## [Task instructions]
Each of the entries should be retyped precisely as it appears.

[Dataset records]
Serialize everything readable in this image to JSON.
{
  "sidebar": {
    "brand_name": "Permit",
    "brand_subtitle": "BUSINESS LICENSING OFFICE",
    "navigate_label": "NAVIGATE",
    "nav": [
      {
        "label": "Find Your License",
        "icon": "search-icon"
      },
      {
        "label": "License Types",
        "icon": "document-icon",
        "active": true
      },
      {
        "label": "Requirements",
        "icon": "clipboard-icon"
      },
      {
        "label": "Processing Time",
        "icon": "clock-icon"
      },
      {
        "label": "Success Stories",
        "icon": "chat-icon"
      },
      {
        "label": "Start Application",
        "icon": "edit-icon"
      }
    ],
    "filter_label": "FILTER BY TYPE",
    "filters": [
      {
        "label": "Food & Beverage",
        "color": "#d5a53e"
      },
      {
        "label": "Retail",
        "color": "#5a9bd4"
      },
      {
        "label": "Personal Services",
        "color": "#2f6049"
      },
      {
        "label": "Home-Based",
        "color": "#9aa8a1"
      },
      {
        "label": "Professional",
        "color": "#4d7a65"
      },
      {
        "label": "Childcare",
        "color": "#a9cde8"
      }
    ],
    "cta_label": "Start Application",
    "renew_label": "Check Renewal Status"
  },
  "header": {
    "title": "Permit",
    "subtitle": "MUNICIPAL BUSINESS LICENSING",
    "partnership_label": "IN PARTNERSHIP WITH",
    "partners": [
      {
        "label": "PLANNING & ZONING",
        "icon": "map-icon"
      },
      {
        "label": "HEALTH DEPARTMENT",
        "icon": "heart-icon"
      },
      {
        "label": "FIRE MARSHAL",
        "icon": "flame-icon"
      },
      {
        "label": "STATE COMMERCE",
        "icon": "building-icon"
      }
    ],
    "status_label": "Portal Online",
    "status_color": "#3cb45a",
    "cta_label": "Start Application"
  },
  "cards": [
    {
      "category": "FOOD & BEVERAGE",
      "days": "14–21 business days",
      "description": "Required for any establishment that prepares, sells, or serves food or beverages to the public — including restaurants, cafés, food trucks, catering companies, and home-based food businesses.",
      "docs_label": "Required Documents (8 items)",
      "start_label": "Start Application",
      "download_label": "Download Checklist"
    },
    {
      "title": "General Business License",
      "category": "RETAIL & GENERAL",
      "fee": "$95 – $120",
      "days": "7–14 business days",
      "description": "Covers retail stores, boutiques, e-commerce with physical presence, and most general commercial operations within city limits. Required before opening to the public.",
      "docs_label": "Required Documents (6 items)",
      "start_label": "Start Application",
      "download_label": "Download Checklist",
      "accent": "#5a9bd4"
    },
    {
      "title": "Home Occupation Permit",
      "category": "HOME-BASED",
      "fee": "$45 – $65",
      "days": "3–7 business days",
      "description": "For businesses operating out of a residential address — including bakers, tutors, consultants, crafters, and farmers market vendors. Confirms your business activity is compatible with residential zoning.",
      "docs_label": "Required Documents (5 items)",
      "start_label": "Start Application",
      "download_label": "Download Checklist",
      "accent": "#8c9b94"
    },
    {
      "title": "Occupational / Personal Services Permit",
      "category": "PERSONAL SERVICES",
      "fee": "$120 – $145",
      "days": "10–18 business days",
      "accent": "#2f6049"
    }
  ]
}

## [Result of the exercise]
Serialize everything readable in this image to JSON.
{
  "sidebar": {
    "brand_name": "Permit",
    "brand_subtitle": "BUSINESS LICENSING OFFICE",
    "navigate_label": "NAVIGATE",
    "nav": [
      {
        "label": "Find Your License",
        "icon": "search-icon"
      },
      {
        "label": "License Types",
        "icon": "document-icon",
        "active": true
      },
      {
        "label": "Requirements",
        "icon": "clipboard-icon"
      },
      {
        "label": "Processing Time",
        "icon": "clock-icon"
      },
      {
        "label": "Success Stories",
        "icon": "chat-icon"
      },
      {
        "label": "Start Application",
        "icon": "edit-icon"
      }
    ],
    "filter_label": "FILTER BY TYPE",
    "filters": [
      {
        "label": "Food & Beverage",
        "color": "#d5a53e"
      },
      {
        "label": "Retail",
        "color": "#5a9bd4"
      },
      {
        "label": "Personal Services",
        "color": "#2f6049"
      },
      {
        "label": "Home-Based",
        "color": "#9aa8a1"
      },
      {
        "label": "Professional",
        "color": "#4d7a65"
      },
      {
        "label": "Childcare",
        "color": "#a9cde8"
      }
    ],
    "cta_label": "Start Application",
    "renew_label": "Check Renewal Status"
  },
  "header": {
    "title": "Permit",
    "subtitle": "MUNICIPAL BUSINESS LICENSING",
    "partnership_label": "IN PARTNERSHIP WITH",
    "partners": [
      {
        "label": "PLANNING & ZONING",
        "icon": "map-icon"
      },
      {
        "label": "HEALTH DEPARTMENT",
        "icon": "heart-icon"
      },
      {
        "label": "FIRE MARSHAL",
        "icon": "flame-icon"
      },
      {
        "label": "STATE COMMERCE",
        "icon": "building-icon"
      }
    ],
    "status_label": "Portal Online",
    "status_color": "#3cb45a",
    "cta_label": "Start Application"
  },
  "cards": [
    {
      "category": "FOOD & BEVERAGE",
      "days": "14–21 business days",
      "description": "Required for any establishment that prepares, sells, or serves food or beverages to the public — including restaurants, cafés, food trucks, catering companies, and home-based food businesses.",
      "docs_label": "Required Documents (8 items)",
      "start_label": "Start Application",
      "download_label": "Download Checklist"
    },
    {
      "title": "General Business License",
      "category": "RETAIL & GENERAL",
      "fee": "$95 – $120",
      "days": "7–14 business days",
      "description": "Covers retail stores, boutiques, e-commerce with physical presence, and most general commercial operations within city limits. Required before opening to the public.",
      "docs_label": "Required Documents (6 items)",
      "start_label": "Start Application",
      "download_label": "Download Checklist",
      "accent": "#5a9bd4"
    },
    {
      "title": "Home Occupation Permit",
      "category": "HOME-BASED",
      "fee": "$45 – $65",
      "days": "3–7 business days",
      "description": "For businesses operating out of a residential address — including bakers, tutors, consultants, crafters, and farmers market vendors. Confirms your business activity is compatible with residential zoning.",
      "docs_label": "Required Documents (5 items)",
      "start_label": "Start Application",
      "download_label": "Download Checklist",
      "accent": "#8c9b94"
    },
    {
      "title": "Occupational / Personal Services Permit",
      "category": "PERSONAL SERVICES",
      "fee": "$120 – $145",
      "days": "10–18 business days",
      "accent": "#2f6049"
    }
  ]
}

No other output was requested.